───── Given data

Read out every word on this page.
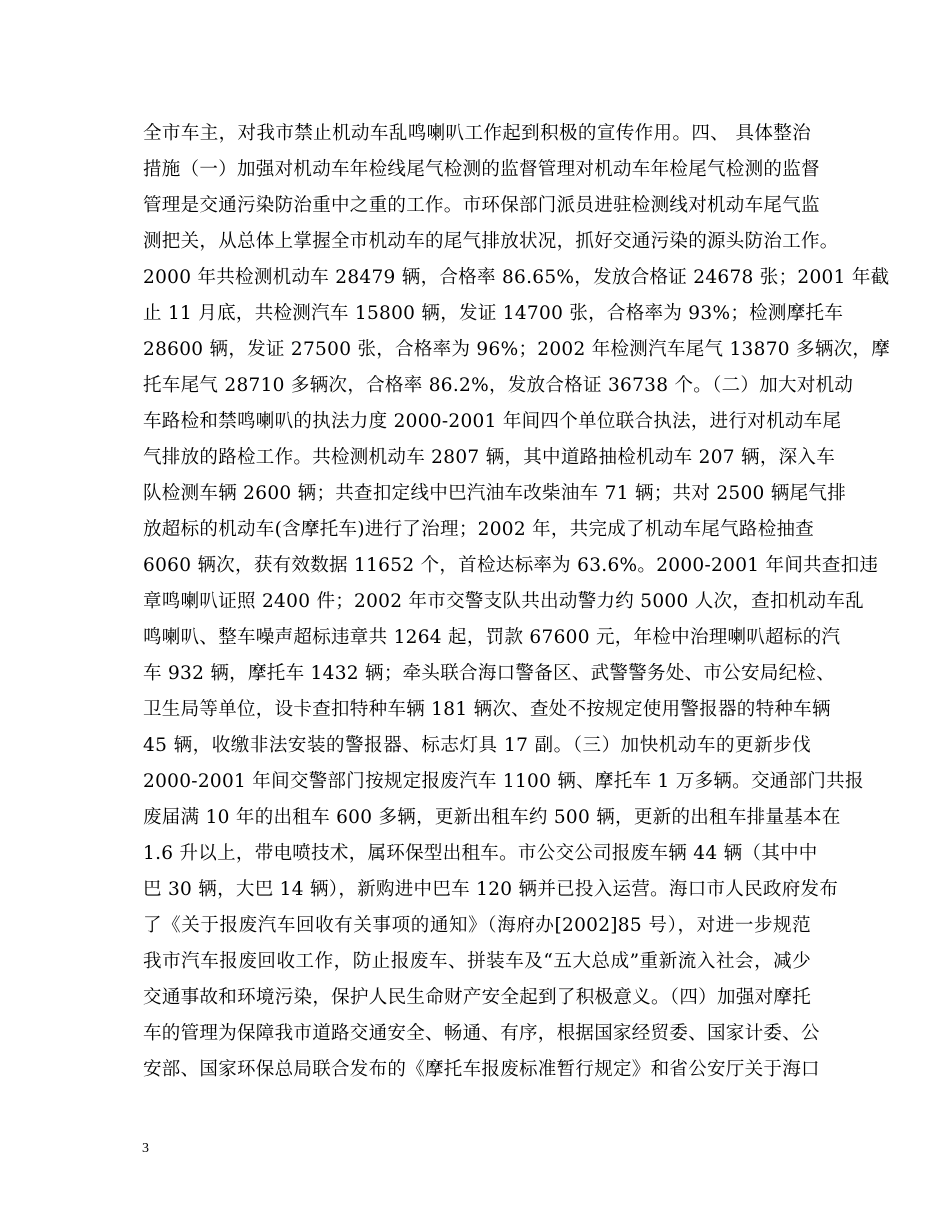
全市车主，对我市禁止机动车乱鸣喇叭工作起到积极的宣传作用。四、 具体整治
措施（一）加强对机动车年检线尾气检测的监督管理对机动车年检尾气检测的监督
管理是交通污染防治重中之重的工作。市环保部门派员进驻检测线对机动车尾气监
测把关，从总体上掌握全市机动车的尾气排放状况，抓好交通污染的源头防治工作。
2000 年共检测机动车 28479 辆，合格率 86.65%，发放合格证 24678 张；2001 年截
止 11 月底，共检测汽车 15800 辆，发证 14700 张，合格率为 93%；检测摩托车
28600 辆，发证 27500 张，合格率为 96%；2002 年检测汽车尾气 13870 多辆次，摩
托车尾气 28710 多辆次，合格率 86.2%，发放合格证 36738 个。（二）加大对机动
车路检和禁鸣喇叭的执法力度 2000-2001 年间四个单位联合执法，进行对机动车尾
气排放的路检工作。共检测机动车 2807 辆，其中道路抽检机动车 207 辆，深入车
队检测车辆 2600 辆；共查扣定线中巴汽油车改柴油车 71 辆；共对 2500 辆尾气排
放超标的机动车(含摩托车)进行了治理；2002 年，共完成了机动车尾气路检抽查
6060 辆次，获有效数据 11652 个，首检达标率为 63.6%。2000-2001 年间共查扣违
章鸣喇叭证照 2400 件；2002 年市交警支队共出动警力约 5000 人次，查扣机动车乱
鸣喇叭、整车噪声超标违章共 1264 起，罚款 67600 元，年检中治理喇叭超标的汽
车 932 辆，摩托车 1432 辆；牵头联合海口警备区、武警警务处、市公安局纪检、
卫生局等单位，设卡查扣特种车辆 181 辆次、查处不按规定使用警报器的特种车辆
45 辆，收缴非法安装的警报器、标志灯具 17 副。（三）加快机动车的更新步伐
2000-2001 年间交警部门按规定报废汽车 1100 辆、摩托车 1 万多辆。交通部门共报
废届满 10 年的出租车 600 多辆，更新出租车约 500 辆，更新的出租车排量基本在
1.6 升以上，带电喷技术，属环保型出租车。市公交公司报废车辆 44 辆（其中中
巴 30 辆，大巴 14 辆），新购进中巴车 120 辆并已投入运营。海口市人民政府发布
了《关于报废汽车回收有关事项的通知》（海府办[2002]85 号），对进一步规范
我市汽车报废回收工作，防止报废车、拼装车及“五大总成”重新流入社会，减少
交通事故和环境污染，保护人民生命财产安全起到了积极意义。（四）加强对摩托
车的管理为保障我市道路交通安全、畅通、有序，根据国家经贸委、国家计委、公
安部、国家环保总局联合发布的《摩托车报废标准暂行规定》和省公安厅关于海口
3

──────────

## Your instructions
Every line is to be duplicated exactly, though pictures stay out.

## Result below
Read out every word on this page.
全市车主，对我市禁止机动车乱鸣喇叭工作起到积极的宣传作用。四、 具体整治
措施（一）加强对机动车年检线尾气检测的监督管理对机动车年检尾气检测的监督
管理是交通污染防治重中之重的工作。市环保部门派员进驻检测线对机动车尾气监
测把关，从总体上掌握全市机动车的尾气排放状况，抓好交通污染的源头防治工作。
2000 年共检测机动车 28479 辆，合格率 86.65%，发放合格证 24678 张；2001 年截
止 11 月底，共检测汽车 15800 辆，发证 14700 张，合格率为 93%；检测摩托车
28600 辆，发证 27500 张，合格率为 96%；2002 年检测汽车尾气 13870 多辆次，摩
托车尾气 28710 多辆次，合格率 86.2%，发放合格证 36738 个。（二）加大对机动
车路检和禁鸣喇叭的执法力度 2000-2001 年间四个单位联合执法，进行对机动车尾
气排放的路检工作。共检测机动车 2807 辆，其中道路抽检机动车 207 辆，深入车
队检测车辆 2600 辆；共查扣定线中巴汽油车改柴油车 71 辆；共对 2500 辆尾气排
放超标的机动车(含摩托车)进行了治理；2002 年，共完成了机动车尾气路检抽查
6060 辆次，获有效数据 11652 个，首检达标率为 63.6%。2000-2001 年间共查扣违
章鸣喇叭证照 2400 件；2002 年市交警支队共出动警力约 5000 人次，查扣机动车乱
鸣喇叭、整车噪声超标违章共 1264 起，罚款 67600 元，年检中治理喇叭超标的汽
车 932 辆，摩托车 1432 辆；牵头联合海口警备区、武警警务处、市公安局纪检、
卫生局等单位，设卡查扣特种车辆 181 辆次、查处不按规定使用警报器的特种车辆
45 辆，收缴非法安装的警报器、标志灯具 17 副。（三）加快机动车的更新步伐
2000-2001 年间交警部门按规定报废汽车 1100 辆、摩托车 1 万多辆。交通部门共报
废届满 10 年的出租车 600 多辆，更新出租车约 500 辆，更新的出租车排量基本在
1.6 升以上，带电喷技术，属环保型出租车。市公交公司报废车辆 44 辆（其中中
巴 30 辆，大巴 14 辆），新购进中巴车 120 辆并已投入运营。海口市人民政府发布
了《关于报废汽车回收有关事项的通知》（海府办[2002]85 号），对进一步规范
我市汽车报废回收工作，防止报废车、拼装车及“五大总成”重新流入社会，减少
交通事故和环境污染，保护人民生命财产安全起到了积极意义。（四）加强对摩托
车的管理为保障我市道路交通安全、畅通、有序，根据国家经贸委、国家计委、公
安部、国家环保总局联合发布的《摩托车报废标准暂行规定》和省公安厅关于海口
3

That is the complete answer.